Transcribe everything in the data word for word. Pictures are left out.

A block of data:
....................

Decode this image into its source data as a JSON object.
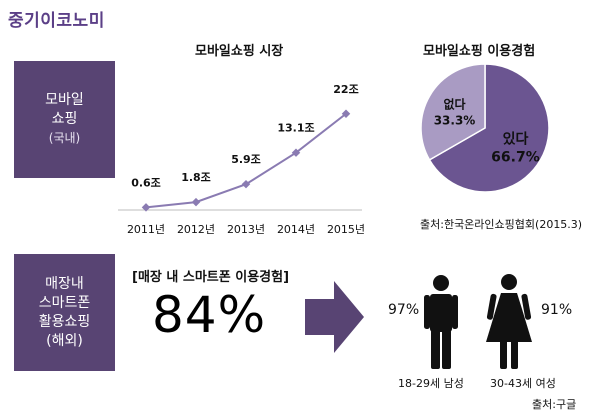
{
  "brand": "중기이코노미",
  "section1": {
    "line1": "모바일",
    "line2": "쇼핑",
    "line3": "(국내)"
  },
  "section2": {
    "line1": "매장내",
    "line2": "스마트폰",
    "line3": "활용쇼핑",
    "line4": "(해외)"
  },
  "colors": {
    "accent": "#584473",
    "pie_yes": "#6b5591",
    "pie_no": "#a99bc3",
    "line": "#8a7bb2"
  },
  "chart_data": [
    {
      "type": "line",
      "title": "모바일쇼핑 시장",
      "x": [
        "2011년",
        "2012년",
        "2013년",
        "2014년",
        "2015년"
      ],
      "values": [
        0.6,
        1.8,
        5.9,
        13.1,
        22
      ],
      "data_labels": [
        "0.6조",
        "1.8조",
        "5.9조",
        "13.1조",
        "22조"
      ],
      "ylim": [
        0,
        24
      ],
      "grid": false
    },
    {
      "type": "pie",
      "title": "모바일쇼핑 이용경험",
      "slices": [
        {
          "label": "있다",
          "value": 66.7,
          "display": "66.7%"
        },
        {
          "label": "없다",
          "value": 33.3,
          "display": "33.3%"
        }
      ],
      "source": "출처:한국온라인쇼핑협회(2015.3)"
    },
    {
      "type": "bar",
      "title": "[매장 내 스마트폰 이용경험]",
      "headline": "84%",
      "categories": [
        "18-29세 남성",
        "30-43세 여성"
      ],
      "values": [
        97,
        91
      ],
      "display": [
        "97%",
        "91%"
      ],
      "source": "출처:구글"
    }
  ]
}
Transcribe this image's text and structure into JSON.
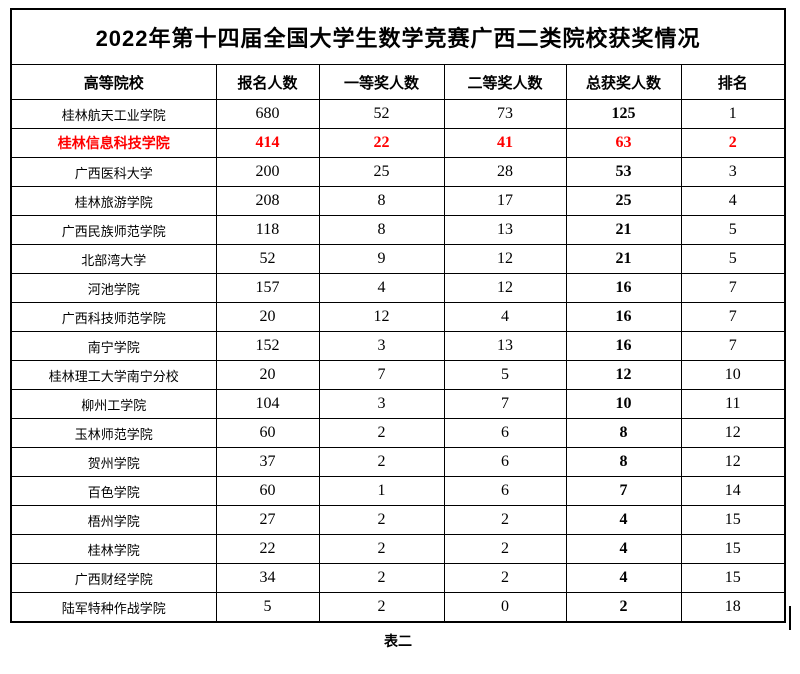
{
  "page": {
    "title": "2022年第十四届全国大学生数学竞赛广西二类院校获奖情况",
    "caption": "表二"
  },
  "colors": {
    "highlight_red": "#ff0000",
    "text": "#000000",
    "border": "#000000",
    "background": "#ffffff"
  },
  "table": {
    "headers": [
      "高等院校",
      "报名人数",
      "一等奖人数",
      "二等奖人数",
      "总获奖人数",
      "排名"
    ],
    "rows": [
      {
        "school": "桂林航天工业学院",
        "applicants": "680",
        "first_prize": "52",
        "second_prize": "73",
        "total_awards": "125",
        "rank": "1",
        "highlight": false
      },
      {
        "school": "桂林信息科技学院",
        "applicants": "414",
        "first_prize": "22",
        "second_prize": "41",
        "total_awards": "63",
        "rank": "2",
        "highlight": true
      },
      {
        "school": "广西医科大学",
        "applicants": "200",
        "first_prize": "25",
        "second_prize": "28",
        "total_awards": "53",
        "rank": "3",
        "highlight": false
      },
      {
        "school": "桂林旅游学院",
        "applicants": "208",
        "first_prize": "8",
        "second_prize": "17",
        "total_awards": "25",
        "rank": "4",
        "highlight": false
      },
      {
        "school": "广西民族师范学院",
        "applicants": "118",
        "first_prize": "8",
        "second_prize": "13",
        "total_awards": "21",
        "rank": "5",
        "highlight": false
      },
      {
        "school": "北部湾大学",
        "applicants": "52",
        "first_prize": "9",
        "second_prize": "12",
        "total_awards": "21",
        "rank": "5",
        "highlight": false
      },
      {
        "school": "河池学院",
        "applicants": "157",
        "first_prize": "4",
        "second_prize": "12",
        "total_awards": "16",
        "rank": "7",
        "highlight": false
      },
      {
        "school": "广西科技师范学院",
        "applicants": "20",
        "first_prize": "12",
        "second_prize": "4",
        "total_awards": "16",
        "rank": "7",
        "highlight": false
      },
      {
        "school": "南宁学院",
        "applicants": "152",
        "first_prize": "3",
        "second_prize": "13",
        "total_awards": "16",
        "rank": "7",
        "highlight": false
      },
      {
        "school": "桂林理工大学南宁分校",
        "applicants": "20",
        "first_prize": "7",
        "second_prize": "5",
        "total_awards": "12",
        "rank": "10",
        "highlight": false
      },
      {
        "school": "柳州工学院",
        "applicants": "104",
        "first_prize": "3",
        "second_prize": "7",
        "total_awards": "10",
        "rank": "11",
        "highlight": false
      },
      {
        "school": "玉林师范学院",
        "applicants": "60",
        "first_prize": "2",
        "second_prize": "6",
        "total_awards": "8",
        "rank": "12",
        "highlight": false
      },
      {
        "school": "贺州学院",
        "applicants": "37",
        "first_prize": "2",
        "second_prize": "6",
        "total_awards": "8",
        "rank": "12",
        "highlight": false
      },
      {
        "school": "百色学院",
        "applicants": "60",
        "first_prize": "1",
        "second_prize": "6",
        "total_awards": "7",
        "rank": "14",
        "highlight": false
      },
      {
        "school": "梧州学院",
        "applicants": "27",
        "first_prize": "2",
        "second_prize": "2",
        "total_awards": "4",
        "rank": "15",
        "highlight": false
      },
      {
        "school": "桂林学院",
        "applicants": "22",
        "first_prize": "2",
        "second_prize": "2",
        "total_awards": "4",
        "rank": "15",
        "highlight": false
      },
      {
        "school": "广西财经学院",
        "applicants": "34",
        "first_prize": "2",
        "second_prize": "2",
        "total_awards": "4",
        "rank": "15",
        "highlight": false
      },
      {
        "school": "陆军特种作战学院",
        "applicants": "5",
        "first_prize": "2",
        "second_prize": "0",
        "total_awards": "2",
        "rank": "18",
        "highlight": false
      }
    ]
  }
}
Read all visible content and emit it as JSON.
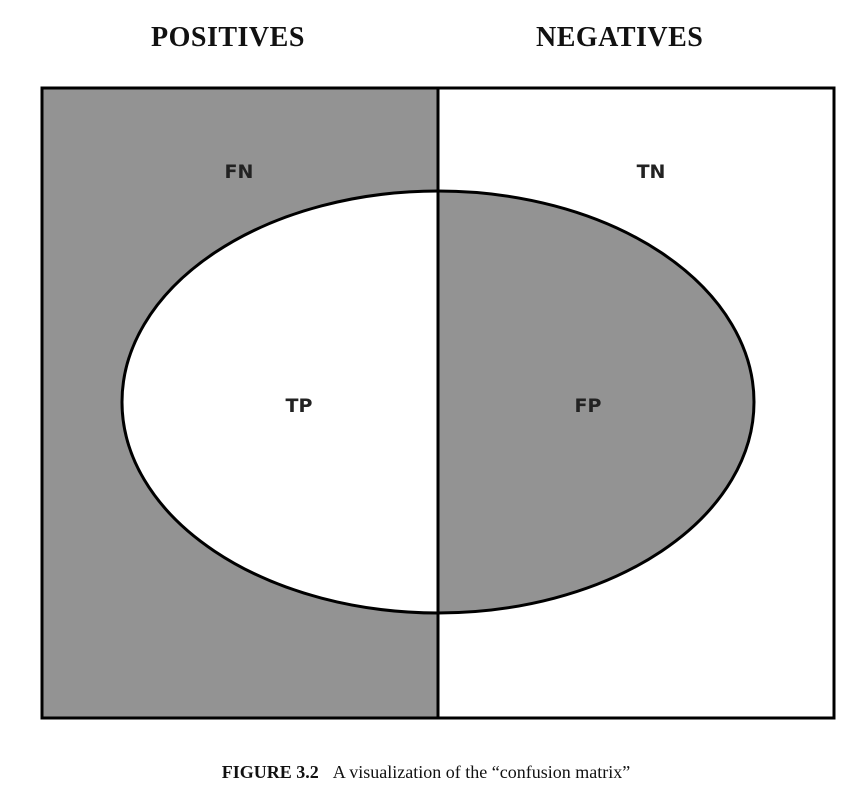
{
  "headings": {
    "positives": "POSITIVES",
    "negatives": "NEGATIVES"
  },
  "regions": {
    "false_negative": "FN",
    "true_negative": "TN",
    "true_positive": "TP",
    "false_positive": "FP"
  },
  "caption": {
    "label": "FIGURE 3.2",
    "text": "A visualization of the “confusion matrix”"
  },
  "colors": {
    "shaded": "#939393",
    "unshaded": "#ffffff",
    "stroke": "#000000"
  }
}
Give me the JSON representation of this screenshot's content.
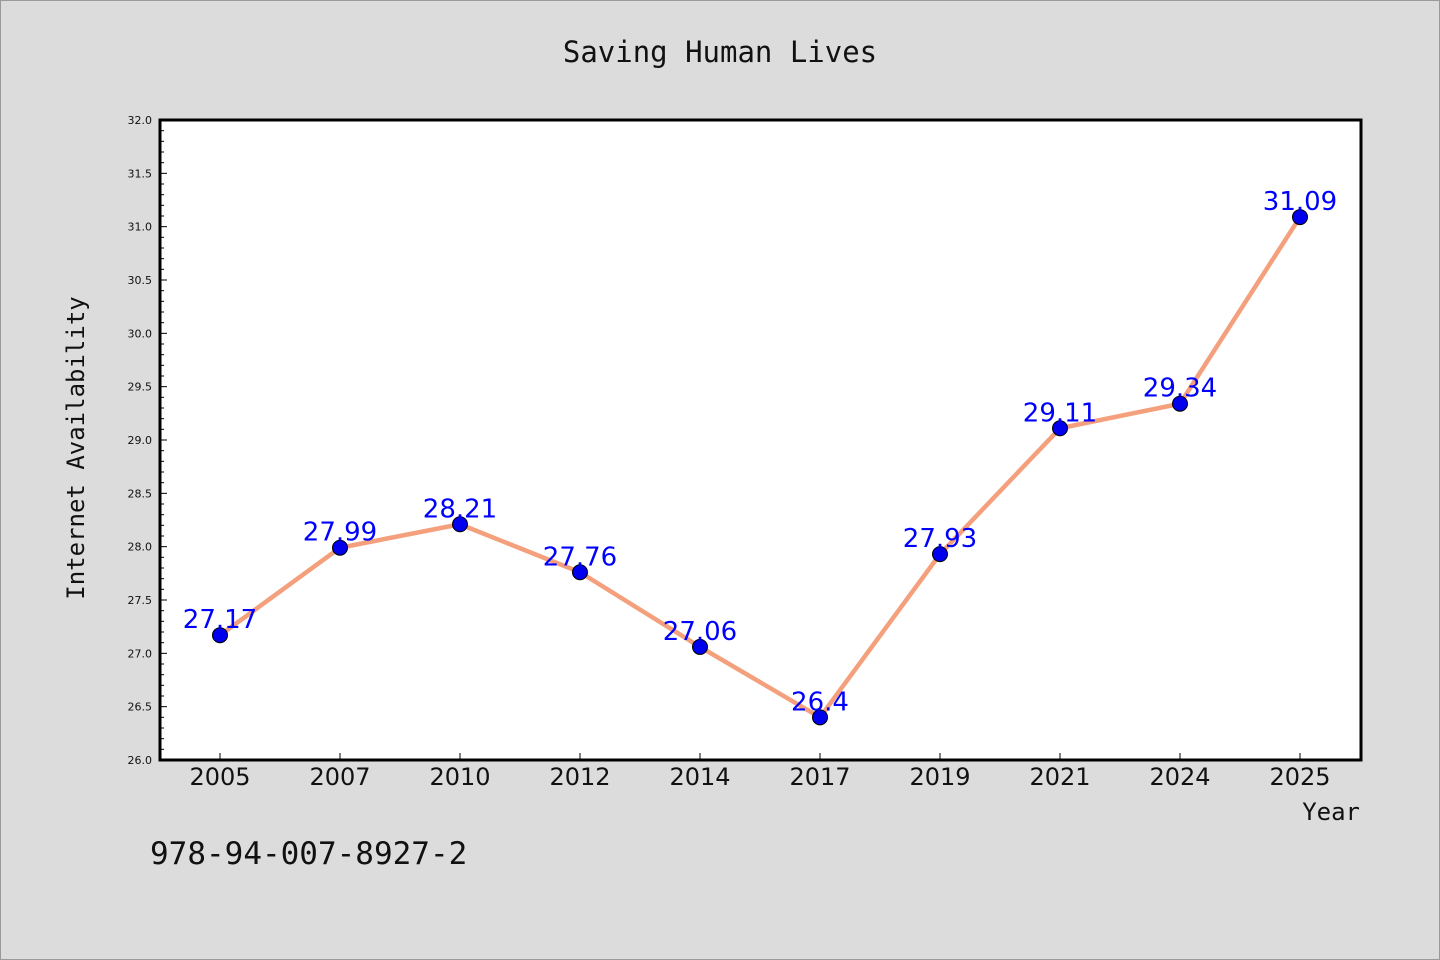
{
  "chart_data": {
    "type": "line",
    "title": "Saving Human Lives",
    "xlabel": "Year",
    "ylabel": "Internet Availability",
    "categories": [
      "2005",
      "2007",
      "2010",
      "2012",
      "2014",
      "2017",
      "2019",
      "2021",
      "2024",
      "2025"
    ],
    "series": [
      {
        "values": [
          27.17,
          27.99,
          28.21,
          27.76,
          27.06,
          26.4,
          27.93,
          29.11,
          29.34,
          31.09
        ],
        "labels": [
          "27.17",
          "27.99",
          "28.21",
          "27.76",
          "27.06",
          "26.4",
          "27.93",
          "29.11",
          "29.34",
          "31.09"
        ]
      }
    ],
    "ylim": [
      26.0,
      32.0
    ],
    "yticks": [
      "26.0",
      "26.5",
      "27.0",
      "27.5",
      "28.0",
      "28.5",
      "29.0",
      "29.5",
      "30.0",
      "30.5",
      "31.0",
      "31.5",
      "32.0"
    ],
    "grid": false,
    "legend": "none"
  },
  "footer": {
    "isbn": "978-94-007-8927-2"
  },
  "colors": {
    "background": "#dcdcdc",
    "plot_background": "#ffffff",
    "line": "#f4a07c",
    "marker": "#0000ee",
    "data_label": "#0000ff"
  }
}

....................

**The answer**
Decode this image into its source data as a JSON object.
{
  "brand": "중기이코노미",
  "section1": {
    "line1": "모바일",
    "line2": "쇼핑",
    "line3": "(국내)"
  },
  "section2": {
    "line1": "매장내",
    "line2": "스마트폰",
    "line3": "활용쇼핑",
    "line4": "(해외)"
  },
  "colors": {
    "accent": "#584473",
    "pie_yes": "#6b5591",
    "pie_no": "#a99bc3",
    "line": "#8a7bb2"
  },
  "chart_data": [
    {
      "type": "line",
      "title": "모바일쇼핑 시장",
      "x": [
        "2011년",
        "2012년",
        "2013년",
        "2014년",
        "2015년"
      ],
      "values": [
        0.6,
        1.8,
        5.9,
        13.1,
        22
      ],
      "data_labels": [
        "0.6조",
        "1.8조",
        "5.9조",
        "13.1조",
        "22조"
      ],
      "ylim": [
        0,
        24
      ],
      "grid": false
    },
    {
      "type": "pie",
      "title": "모바일쇼핑 이용경험",
      "slices": [
        {
          "label": "있다",
          "value": 66.7,
          "display": "66.7%"
        },
        {
          "label": "없다",
          "value": 33.3,
          "display": "33.3%"
        }
      ],
      "source": "출처:한국온라인쇼핑협회(2015.3)"
    },
    {
      "type": "bar",
      "title": "[매장 내 스마트폰 이용경험]",
      "headline": "84%",
      "categories": [
        "18-29세 남성",
        "30-43세 여성"
      ],
      "values": [
        97,
        91
      ],
      "display": [
        "97%",
        "91%"
      ],
      "source": "출처:구글"
    }
  ]
}
Transcribe this image's text and structure into JSON.
{
  "page": {
    "title": "2022年第十四届全国大学生数学竞赛广西二类院校获奖情况",
    "caption": "表二"
  },
  "colors": {
    "highlight_red": "#ff0000",
    "text": "#000000",
    "border": "#000000",
    "background": "#ffffff"
  },
  "table": {
    "headers": [
      "高等院校",
      "报名人数",
      "一等奖人数",
      "二等奖人数",
      "总获奖人数",
      "排名"
    ],
    "rows": [
      {
        "school": "桂林航天工业学院",
        "applicants": "680",
        "first_prize": "52",
        "second_prize": "73",
        "total_awards": "125",
        "rank": "1",
        "highlight": false
      },
      {
        "school": "桂林信息科技学院",
        "applicants": "414",
        "first_prize": "22",
        "second_prize": "41",
        "total_awards": "63",
        "rank": "2",
        "highlight": true
      },
      {
        "school": "广西医科大学",
        "applicants": "200",
        "first_prize": "25",
        "second_prize": "28",
        "total_awards": "53",
        "rank": "3",
        "highlight": false
      },
      {
        "school": "桂林旅游学院",
        "applicants": "208",
        "first_prize": "8",
        "second_prize": "17",
        "total_awards": "25",
        "rank": "4",
        "highlight": false
      },
      {
        "school": "广西民族师范学院",
        "applicants": "118",
        "first_prize": "8",
        "second_prize": "13",
        "total_awards": "21",
        "rank": "5",
        "highlight": false
      },
      {
        "school": "北部湾大学",
        "applicants": "52",
        "first_prize": "9",
        "second_prize": "12",
        "total_awards": "21",
        "rank": "5",
        "highlight": false
      },
      {
        "school": "河池学院",
        "applicants": "157",
        "first_prize": "4",
        "second_prize": "12",
        "total_awards": "16",
        "rank": "7",
        "highlight": false
      },
      {
        "school": "广西科技师范学院",
        "applicants": "20",
        "first_prize": "12",
        "second_prize": "4",
        "total_awards": "16",
        "rank": "7",
        "highlight": false
      },
      {
        "school": "南宁学院",
        "applicants": "152",
        "first_prize": "3",
        "second_prize": "13",
        "total_awards": "16",
        "rank": "7",
        "highlight": false
      },
      {
        "school": "桂林理工大学南宁分校",
        "applicants": "20",
        "first_prize": "7",
        "second_prize": "5",
        "total_awards": "12",
        "rank": "10",
        "highlight": false
      },
      {
        "school": "柳州工学院",
        "applicants": "104",
        "first_prize": "3",
        "second_prize": "7",
        "total_awards": "10",
        "rank": "11",
        "highlight": false
      },
      {
        "school": "玉林师范学院",
        "applicants": "60",
        "first_prize": "2",
        "second_prize": "6",
        "total_awards": "8",
        "rank": "12",
        "highlight": false
      },
      {
        "school": "贺州学院",
        "applicants": "37",
        "first_prize": "2",
        "second_prize": "6",
        "total_awards": "8",
        "rank": "12",
        "highlight": false
      },
      {
        "school": "百色学院",
        "applicants": "60",
        "first_prize": "1",
        "second_prize": "6",
        "total_awards": "7",
        "rank": "14",
        "highlight": false
      },
      {
        "school": "梧州学院",
        "applicants": "27",
        "first_prize": "2",
        "second_prize": "2",
        "total_awards": "4",
        "rank": "15",
        "highlight": false
      },
      {
        "school": "桂林学院",
        "applicants": "22",
        "first_prize": "2",
        "second_prize": "2",
        "total_awards": "4",
        "rank": "15",
        "highlight": false
      },
      {
        "school": "广西财经学院",
        "applicants": "34",
        "first_prize": "2",
        "second_prize": "2",
        "total_awards": "4",
        "rank": "15",
        "highlight": false
      },
      {
        "school": "陆军特种作战学院",
        "applicants": "5",
        "first_prize": "2",
        "second_prize": "0",
        "total_awards": "2",
        "rank": "18",
        "highlight": false
      }
    ]
  }
}
Read all visible content and emit it as JSON.
{
  "headings": {
    "positives": "POSITIVES",
    "negatives": "NEGATIVES"
  },
  "regions": {
    "false_negative": "FN",
    "true_negative": "TN",
    "true_positive": "TP",
    "false_positive": "FP"
  },
  "caption": {
    "label": "FIGURE 3.2",
    "text": "A visualization of the “confusion matrix”"
  },
  "colors": {
    "shaded": "#939393",
    "unshaded": "#ffffff",
    "stroke": "#000000"
  }
}
Give me the JSON representation of this screenshot's content.
{
  "chart_data": {
    "type": "line",
    "title": "Saving Human Lives",
    "xlabel": "Year",
    "ylabel": "Internet Availability",
    "categories": [
      "2005",
      "2007",
      "2010",
      "2012",
      "2014",
      "2017",
      "2019",
      "2021",
      "2024",
      "2025"
    ],
    "series": [
      {
        "values": [
          27.17,
          27.99,
          28.21,
          27.76,
          27.06,
          26.4,
          27.93,
          29.11,
          29.34,
          31.09
        ],
        "labels": [
          "27.17",
          "27.99",
          "28.21",
          "27.76",
          "27.06",
          "26.4",
          "27.93",
          "29.11",
          "29.34",
          "31.09"
        ]
      }
    ],
    "ylim": [
      26.0,
      32.0
    ],
    "yticks": [
      "26.0",
      "26.5",
      "27.0",
      "27.5",
      "28.0",
      "28.5",
      "29.0",
      "29.5",
      "30.0",
      "30.5",
      "31.0",
      "31.5",
      "32.0"
    ],
    "grid": false,
    "legend": "none"
  },
  "footer": {
    "isbn": "978-94-007-8927-2"
  },
  "colors": {
    "background": "#dcdcdc",
    "plot_background": "#ffffff",
    "line": "#f4a07c",
    "marker": "#0000ee",
    "data_label": "#0000ff"
  }
}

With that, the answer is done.